# Instruction:
Take each line containing "label" and report it exactly as written.

(begin)

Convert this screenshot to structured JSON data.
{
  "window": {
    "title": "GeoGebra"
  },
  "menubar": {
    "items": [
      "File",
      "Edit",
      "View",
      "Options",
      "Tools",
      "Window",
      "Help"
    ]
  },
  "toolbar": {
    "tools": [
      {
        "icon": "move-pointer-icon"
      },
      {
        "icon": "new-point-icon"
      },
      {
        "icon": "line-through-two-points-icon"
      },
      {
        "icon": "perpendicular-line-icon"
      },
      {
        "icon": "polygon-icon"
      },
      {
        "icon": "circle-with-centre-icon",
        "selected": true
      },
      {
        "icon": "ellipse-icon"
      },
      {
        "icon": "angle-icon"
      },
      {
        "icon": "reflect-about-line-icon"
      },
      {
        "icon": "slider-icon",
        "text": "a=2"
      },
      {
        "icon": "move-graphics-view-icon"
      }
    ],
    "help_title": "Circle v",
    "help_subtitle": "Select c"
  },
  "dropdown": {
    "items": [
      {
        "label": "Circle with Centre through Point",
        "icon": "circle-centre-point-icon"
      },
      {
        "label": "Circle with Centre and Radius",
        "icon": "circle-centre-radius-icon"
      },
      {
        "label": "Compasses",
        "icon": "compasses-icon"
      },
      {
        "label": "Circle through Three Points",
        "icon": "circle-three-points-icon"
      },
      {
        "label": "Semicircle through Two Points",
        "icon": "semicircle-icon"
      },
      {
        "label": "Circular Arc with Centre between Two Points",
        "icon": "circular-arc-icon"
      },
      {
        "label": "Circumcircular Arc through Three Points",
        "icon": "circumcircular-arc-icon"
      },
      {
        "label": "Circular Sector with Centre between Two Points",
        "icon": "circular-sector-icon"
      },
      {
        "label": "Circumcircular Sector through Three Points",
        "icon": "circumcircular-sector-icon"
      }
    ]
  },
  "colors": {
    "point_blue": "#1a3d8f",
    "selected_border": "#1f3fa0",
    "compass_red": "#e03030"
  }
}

(end)

# Answer to this exercise:
        "label": "Circle with Centre through Point",
        "label": "Circle with Centre and Radius",
        "label": "Compasses",
        "label": "Circle through Three Points",
        "label": "Semicircle through Two Points",
        "label": "Circular Arc with Centre between Two Points",
        "label": "Circumcircular Arc through Three Points",
        "label": "Circular Sector with Centre between Two Points",
        "label": "Circumcircular Sector through Three Points",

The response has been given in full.